■ **MATERIAL PROVIDED**:
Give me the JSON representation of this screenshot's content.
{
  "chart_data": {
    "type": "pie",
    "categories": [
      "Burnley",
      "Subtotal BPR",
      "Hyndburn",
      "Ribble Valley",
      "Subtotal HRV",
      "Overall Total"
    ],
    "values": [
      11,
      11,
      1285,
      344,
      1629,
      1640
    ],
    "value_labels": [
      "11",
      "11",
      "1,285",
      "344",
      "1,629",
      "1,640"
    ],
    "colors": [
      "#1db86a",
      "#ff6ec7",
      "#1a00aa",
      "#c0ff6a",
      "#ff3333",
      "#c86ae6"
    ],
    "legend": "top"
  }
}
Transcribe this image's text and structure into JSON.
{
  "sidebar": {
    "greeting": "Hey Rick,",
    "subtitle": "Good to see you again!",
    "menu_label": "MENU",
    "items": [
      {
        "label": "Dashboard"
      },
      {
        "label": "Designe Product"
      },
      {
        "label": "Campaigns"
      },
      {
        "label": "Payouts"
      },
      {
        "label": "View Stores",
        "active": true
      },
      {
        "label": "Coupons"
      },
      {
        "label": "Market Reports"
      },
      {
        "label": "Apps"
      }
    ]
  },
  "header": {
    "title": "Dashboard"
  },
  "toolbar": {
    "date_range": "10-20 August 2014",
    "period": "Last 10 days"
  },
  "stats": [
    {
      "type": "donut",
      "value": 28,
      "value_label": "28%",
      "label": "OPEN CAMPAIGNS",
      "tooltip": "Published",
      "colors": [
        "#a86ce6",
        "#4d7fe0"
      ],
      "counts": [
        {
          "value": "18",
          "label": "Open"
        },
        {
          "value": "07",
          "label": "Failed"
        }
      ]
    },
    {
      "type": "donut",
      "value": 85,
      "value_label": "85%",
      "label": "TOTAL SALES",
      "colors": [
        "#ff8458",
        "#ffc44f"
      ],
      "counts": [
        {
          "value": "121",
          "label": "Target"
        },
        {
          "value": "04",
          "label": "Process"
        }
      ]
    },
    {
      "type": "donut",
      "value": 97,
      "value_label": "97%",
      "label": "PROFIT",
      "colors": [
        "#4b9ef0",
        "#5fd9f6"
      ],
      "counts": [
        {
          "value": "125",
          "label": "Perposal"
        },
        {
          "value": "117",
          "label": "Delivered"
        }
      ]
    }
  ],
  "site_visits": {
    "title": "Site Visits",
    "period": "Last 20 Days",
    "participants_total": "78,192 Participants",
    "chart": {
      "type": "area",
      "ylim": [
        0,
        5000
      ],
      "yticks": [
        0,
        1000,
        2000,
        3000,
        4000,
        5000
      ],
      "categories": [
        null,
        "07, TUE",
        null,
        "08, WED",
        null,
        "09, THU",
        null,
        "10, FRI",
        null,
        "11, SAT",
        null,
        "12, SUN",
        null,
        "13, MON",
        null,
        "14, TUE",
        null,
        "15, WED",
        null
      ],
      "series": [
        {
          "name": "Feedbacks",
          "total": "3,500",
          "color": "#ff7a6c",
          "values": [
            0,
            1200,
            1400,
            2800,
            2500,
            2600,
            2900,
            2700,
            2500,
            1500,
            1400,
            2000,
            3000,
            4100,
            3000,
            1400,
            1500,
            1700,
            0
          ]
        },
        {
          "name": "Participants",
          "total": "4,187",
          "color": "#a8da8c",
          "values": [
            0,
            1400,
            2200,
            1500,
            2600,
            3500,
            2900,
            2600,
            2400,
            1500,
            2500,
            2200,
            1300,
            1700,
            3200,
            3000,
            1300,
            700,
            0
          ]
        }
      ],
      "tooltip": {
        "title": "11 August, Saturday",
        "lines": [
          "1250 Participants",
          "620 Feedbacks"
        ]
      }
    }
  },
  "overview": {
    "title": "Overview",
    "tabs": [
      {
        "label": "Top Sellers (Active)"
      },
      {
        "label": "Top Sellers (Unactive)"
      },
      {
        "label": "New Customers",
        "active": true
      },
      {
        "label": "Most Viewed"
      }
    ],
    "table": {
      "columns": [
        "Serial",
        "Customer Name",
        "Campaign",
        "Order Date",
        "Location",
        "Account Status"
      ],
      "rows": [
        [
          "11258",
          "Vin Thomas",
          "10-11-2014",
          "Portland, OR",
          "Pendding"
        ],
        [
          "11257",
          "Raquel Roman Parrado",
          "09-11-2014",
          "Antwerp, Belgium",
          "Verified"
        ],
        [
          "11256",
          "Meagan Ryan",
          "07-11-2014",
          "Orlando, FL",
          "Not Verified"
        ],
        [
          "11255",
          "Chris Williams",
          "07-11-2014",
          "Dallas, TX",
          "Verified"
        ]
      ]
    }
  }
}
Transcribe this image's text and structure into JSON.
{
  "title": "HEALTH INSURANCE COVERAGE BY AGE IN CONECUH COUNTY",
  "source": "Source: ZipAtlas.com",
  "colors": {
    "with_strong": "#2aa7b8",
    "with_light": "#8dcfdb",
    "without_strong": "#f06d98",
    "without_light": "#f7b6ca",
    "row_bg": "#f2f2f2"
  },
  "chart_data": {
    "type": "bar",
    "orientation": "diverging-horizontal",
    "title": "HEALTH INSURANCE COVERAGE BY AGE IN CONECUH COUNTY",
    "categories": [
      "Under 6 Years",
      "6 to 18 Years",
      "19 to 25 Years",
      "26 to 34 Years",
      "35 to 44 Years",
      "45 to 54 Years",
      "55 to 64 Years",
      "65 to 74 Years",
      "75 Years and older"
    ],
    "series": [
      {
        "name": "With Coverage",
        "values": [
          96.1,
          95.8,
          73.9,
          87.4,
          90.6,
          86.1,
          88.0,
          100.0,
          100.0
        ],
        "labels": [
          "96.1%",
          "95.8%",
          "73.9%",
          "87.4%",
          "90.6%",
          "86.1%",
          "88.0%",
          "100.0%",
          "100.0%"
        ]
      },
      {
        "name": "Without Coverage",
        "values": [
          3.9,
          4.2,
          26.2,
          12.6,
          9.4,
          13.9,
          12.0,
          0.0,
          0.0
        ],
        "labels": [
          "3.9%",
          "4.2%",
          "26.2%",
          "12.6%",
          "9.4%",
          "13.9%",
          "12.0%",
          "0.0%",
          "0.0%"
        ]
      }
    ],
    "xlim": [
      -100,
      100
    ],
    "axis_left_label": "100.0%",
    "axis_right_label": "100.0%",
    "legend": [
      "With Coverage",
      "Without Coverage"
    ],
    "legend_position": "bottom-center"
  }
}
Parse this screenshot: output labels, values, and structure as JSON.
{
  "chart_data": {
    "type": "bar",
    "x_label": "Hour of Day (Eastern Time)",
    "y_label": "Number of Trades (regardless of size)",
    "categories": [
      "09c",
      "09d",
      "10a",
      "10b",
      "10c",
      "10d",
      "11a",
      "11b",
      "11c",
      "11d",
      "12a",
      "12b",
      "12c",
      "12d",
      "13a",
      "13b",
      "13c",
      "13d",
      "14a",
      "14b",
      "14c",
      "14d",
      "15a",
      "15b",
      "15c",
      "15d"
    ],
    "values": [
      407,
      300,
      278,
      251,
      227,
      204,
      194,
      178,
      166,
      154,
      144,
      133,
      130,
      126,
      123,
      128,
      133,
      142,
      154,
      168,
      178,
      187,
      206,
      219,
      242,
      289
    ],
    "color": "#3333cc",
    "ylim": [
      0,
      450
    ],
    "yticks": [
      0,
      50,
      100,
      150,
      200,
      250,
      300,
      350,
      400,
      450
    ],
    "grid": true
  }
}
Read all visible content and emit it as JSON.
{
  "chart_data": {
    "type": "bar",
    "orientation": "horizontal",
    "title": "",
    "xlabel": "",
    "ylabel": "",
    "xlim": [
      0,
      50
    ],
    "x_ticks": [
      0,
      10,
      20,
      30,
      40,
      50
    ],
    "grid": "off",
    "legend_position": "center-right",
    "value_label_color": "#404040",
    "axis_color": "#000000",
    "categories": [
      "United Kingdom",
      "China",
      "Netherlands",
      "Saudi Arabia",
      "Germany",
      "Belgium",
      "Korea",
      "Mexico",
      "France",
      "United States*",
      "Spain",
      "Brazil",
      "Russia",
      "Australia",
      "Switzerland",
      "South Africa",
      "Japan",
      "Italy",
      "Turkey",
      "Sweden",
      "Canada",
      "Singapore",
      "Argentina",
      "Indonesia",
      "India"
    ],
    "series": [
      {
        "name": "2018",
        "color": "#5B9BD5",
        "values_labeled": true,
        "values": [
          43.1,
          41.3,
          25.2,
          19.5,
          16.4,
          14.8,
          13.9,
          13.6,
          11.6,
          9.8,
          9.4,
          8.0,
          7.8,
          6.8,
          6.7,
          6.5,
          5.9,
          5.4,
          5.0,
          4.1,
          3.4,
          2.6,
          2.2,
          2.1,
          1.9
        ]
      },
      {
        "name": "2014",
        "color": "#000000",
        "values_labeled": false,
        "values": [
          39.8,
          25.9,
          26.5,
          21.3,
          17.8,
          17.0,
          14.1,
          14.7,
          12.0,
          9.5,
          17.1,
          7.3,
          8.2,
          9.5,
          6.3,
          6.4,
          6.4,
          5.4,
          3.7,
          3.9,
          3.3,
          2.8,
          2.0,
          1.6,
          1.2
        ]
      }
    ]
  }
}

■ **JOB**: Sift the material for lines with the string "this". Copy each one found.

■ **REPLY TO THE EXERCISE**:
Give me the JSON representation of this screenshot's content.
Transcribe this image's text and structure into JSON.
Transcribe this image's text and structure into JSON.
Parse this screenshot: output labels, values, and structure as JSON.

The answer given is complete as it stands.